» **Written request 1**
Write out the listing as a numbered list, skipping blank lines. Begin at the first line of the listing and stop after the line that contains "card-subtitle: 就算一无所有也要舔 <box>63".

» **Provided text**
The Renegades have athletes with a story and Inspiration! Watching a beep baseball game you will be amazed at what you can see. You will see a high level of competitive spirit. You will see athletes running top speed and swinging for the fences. You will also see defensive players throwing their bodies on the ground trying to make a key defensive stop. You will see coaches creating strategy and helping players improve their game. It is just an impressive sport to watch. It is inspiring!
Then you look closer and see these athletes are all wearing blindfolds and many of them can’t see at all. Now the game is even more impressive. The level of trust they have in each other to fly around at top speed not knowing what is in front of them. How amazing their hearing must be to track a ball rolling on a huge field or hear a base buzzing in tough windy conditions. It is inspiring!
It’s impressive and it’s fun to watch. But there is so much you don’t see that makes the Boston Renegades and so many of the other teams in this league even more impressive. First, let’s start with coaching. Most coaches teach by showing someone. “Watch me and do what I do”. That is often how most sports are coached at the start. How do you teach someone to hit a ball that has never seen a swing before? Creativity, verbal communication, the sense of touch all become critical to the success of a coaching staff. Often times what we see, is not what the players hear. That perception alone can lead to some interesting coaching moments!
Go a tad further and you begin to realize, the Renegades have been at this since 2002. It took years to learn how to coach this sport effectively and we are still learning every day. The coaches of the Renegades have made a huge difference in these players skills. However, this is not the most impressive thing about the sport either.
The most impressive thing that sets this sport apart from even the highest levels of sport is the stories. Each and every player in this league has a story. They do not represent the average blind person. Not even close. Many people who lose their sight would have no desire to have a ball hit at them or run full speed into a buzzing base. Many of them actually lose a desire to even stay in shape. A beep baseball player has normally overcome so much more than most other athletes. They have overcome so many obstacles to even play the sport. They are truly inspirational and many of them would make amazing mentors at how to overcome adversity.

» **Written request 2**
Reproduce the beep baseball passage, beginning at the words "Then you look" and stopping after the words "conditions. It is inspiring!". Replace "blindfolds" with "eye masks".

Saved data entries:
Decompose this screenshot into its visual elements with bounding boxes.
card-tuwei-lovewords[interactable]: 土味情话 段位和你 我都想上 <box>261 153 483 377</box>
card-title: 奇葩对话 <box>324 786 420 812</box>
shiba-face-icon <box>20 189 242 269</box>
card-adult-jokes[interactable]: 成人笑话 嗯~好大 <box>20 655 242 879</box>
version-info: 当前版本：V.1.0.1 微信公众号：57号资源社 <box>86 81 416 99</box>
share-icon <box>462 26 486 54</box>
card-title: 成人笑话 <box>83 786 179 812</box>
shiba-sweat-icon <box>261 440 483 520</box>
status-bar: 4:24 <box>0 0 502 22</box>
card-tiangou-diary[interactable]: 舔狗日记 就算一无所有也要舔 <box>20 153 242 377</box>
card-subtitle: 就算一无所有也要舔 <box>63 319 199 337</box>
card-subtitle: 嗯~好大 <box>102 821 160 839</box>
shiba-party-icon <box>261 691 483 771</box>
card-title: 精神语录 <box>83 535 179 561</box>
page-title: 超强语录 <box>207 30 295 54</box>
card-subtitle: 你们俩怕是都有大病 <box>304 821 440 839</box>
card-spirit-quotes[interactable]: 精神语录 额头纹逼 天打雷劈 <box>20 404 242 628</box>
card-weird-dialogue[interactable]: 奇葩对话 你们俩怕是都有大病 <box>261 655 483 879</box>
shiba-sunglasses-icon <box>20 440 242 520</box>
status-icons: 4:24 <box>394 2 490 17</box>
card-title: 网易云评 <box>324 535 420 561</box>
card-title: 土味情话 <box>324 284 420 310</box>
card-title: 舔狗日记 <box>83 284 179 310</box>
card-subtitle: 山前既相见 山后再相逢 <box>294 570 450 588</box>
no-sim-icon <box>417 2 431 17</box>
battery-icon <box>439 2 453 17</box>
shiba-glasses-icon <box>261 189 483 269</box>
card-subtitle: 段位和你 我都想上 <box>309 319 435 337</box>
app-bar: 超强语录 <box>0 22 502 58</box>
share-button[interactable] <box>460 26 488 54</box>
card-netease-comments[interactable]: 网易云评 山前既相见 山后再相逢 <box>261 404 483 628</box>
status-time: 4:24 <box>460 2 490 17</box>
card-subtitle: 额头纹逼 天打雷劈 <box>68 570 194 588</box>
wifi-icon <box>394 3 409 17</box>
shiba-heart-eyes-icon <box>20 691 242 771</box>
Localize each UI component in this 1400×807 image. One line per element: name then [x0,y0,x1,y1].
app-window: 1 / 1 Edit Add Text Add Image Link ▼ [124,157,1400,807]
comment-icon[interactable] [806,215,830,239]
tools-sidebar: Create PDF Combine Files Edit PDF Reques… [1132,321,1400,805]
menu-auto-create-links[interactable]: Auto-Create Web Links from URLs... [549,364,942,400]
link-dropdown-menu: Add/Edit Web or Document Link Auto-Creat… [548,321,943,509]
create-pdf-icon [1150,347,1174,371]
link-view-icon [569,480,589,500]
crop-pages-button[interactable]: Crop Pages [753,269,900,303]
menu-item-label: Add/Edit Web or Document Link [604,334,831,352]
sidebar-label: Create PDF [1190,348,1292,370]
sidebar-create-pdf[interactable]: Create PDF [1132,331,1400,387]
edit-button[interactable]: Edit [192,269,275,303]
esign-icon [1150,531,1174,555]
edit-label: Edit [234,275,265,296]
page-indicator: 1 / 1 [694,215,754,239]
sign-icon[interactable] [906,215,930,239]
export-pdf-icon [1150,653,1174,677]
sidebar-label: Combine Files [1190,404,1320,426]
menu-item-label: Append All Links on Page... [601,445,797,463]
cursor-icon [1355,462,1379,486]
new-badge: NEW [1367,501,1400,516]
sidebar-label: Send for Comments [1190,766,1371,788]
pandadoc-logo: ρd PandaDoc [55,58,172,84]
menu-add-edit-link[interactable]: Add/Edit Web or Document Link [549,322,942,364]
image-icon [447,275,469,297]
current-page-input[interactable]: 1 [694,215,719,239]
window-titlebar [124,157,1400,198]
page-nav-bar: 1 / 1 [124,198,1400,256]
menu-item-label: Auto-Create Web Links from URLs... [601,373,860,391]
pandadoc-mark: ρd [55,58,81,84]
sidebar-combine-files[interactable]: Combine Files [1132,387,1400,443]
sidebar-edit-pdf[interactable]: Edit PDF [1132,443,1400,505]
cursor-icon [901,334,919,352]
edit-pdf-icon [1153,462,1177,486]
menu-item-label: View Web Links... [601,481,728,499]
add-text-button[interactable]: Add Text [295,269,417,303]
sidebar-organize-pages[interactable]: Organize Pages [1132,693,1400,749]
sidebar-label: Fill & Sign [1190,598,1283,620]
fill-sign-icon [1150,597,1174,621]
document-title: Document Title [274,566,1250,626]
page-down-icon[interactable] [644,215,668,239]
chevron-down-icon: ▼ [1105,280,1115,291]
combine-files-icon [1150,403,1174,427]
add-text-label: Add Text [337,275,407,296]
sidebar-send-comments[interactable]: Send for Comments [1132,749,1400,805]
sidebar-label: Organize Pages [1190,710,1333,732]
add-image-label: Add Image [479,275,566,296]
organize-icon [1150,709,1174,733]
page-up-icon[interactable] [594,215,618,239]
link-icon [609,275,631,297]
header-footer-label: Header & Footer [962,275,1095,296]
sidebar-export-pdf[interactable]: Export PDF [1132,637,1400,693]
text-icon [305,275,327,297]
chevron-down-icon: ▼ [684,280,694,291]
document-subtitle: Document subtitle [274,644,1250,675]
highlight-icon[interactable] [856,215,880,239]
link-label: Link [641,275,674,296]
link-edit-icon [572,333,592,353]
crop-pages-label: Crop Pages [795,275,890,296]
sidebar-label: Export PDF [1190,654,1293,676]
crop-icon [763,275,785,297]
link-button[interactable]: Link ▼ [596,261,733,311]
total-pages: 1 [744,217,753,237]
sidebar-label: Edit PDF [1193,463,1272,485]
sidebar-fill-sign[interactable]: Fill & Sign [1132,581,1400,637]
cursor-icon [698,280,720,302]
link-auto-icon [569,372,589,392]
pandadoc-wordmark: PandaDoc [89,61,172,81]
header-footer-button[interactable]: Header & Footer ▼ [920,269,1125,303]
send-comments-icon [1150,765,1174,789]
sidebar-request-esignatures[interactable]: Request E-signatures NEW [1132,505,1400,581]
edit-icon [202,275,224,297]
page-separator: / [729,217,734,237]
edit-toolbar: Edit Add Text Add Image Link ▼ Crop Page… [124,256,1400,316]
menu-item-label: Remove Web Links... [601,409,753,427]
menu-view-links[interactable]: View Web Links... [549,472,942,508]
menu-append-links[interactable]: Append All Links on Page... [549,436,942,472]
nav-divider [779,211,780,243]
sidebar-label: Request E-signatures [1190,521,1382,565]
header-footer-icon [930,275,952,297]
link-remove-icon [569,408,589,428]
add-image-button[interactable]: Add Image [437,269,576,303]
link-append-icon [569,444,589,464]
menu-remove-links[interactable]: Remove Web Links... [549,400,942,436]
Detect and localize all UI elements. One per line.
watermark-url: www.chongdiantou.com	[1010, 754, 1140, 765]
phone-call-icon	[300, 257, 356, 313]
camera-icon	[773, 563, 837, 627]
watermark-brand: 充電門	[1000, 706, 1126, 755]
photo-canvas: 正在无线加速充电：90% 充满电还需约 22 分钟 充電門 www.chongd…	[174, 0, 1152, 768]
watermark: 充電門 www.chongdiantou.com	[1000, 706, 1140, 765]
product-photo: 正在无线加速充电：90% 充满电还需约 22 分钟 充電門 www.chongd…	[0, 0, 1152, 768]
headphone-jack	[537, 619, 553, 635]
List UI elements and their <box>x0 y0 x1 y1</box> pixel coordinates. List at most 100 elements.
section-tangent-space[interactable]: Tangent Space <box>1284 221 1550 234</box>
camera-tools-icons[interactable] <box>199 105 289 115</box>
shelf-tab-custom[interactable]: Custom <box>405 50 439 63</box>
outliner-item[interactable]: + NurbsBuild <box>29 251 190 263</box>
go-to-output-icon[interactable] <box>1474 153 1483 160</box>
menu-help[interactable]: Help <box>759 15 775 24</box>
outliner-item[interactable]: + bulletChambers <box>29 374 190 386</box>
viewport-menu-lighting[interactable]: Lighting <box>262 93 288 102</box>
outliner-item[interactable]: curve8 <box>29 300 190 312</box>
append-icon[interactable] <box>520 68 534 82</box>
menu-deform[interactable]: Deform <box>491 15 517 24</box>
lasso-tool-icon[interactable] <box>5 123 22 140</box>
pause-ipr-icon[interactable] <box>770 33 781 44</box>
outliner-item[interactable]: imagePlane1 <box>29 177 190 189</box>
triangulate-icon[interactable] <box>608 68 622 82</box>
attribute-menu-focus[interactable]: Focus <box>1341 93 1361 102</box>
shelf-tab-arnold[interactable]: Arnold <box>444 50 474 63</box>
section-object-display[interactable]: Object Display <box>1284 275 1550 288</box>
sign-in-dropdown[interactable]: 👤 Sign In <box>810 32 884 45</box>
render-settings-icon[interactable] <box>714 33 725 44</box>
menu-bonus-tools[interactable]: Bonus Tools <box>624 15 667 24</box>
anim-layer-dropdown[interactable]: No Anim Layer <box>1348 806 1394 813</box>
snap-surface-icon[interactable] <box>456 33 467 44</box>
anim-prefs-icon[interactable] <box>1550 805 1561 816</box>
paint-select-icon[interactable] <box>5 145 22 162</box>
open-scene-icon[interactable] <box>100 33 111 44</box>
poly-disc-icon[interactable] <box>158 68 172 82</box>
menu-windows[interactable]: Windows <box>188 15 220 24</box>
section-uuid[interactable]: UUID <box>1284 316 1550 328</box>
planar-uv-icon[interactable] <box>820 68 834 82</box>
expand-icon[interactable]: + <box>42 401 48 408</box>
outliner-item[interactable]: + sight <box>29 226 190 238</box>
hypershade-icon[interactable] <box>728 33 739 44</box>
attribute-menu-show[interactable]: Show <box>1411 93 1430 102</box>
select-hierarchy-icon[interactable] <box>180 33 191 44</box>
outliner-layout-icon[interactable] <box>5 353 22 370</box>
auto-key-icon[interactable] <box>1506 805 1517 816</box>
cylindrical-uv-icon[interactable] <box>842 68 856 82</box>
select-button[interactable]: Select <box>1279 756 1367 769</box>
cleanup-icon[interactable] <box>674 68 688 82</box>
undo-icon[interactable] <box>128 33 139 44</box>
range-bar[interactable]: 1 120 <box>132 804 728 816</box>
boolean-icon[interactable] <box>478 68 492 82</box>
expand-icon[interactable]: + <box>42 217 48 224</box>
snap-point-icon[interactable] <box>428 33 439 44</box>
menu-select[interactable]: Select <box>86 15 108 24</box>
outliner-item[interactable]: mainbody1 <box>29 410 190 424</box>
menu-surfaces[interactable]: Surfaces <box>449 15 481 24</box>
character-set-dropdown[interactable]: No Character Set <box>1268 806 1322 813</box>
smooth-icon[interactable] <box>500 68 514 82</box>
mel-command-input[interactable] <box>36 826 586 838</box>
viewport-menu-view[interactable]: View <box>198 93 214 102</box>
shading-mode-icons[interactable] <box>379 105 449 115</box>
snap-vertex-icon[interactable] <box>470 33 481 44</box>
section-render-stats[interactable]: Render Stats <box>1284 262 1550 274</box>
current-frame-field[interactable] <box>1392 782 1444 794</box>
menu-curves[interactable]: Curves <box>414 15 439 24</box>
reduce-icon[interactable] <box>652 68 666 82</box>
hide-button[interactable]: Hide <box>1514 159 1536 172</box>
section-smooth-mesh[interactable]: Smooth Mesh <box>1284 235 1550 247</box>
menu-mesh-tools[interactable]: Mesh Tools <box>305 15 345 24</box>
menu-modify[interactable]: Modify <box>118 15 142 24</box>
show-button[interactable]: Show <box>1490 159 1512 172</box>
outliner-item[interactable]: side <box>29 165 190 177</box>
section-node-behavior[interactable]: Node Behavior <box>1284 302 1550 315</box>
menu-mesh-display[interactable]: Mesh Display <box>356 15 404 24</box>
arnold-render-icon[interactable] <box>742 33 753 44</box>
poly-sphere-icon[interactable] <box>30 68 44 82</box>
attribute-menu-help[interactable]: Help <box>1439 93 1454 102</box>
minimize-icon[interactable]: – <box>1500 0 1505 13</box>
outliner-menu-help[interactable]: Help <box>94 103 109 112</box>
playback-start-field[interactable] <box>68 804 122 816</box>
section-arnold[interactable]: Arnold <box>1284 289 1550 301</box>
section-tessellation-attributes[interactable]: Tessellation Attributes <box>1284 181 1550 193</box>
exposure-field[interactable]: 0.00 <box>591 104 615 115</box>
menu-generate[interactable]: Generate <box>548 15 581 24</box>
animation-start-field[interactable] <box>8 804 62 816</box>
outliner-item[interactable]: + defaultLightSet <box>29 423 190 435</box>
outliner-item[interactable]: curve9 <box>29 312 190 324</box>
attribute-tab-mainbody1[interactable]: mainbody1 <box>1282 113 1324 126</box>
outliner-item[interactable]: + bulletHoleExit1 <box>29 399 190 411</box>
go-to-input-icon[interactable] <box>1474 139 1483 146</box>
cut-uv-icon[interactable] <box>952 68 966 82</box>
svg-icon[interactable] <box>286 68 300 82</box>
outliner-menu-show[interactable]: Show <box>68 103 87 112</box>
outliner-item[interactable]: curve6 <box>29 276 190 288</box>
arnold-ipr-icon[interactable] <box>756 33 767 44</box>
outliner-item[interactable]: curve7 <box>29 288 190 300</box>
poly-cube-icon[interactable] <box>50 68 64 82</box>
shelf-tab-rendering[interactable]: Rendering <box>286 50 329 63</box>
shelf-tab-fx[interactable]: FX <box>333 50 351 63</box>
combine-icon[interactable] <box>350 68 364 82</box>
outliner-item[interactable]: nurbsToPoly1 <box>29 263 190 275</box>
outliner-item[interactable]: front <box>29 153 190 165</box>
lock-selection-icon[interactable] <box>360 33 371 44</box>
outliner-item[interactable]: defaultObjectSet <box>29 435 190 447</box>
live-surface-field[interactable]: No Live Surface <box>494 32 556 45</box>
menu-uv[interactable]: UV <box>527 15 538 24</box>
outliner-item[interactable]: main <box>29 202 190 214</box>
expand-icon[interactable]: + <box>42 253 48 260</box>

» **Exercise solution 1**
1. Decompose this screenshot into its visual elements with bounding boxes.
2. card-tuwei-lovewords[interactable]: 土味情话 段位和你 我都想上 <box>261 153 483 377</box>
3. card-title: 奇葩对话 <box>324 786 420 812</box>
4. shiba-face-icon <box>20 189 242 269</box>
5. card-adult-jokes[interactable]: 成人笑话 嗯~好大 <box>20 655 242 879</box>
6. version-info: 当前版本：V.1.0.1 微信公众号：57号资源社 <box>86 81 416 99</box>
7. share-icon <box>462 26 486 54</box>
8. card-title: 成人笑话 <box>83 786 179 812</box>
9. shiba-sweat-icon <box>261 440 483 520</box>
10. status-bar: 4:24 <box>0 0 502 22</box>
11. card-tiangou-diary[interactable]: 舔狗日记 就算一无所有也要舔 <box>20 153 242 377</box>
12. card-subtitle: 就算一无所有也要舔 <box>63 319 199 337</box>

» **Exercise solution 2**
Then you look closer and see these athletes are all wearing eye masks and many of them can’t see at all. Now the game is even more impressive. The level of trust they have in each other to fly around at top speed not knowing what is in front of them. How amazing their hearing must be to track a ball rolling on a huge field or hear a base buzzing in tough windy conditions. It is inspiring!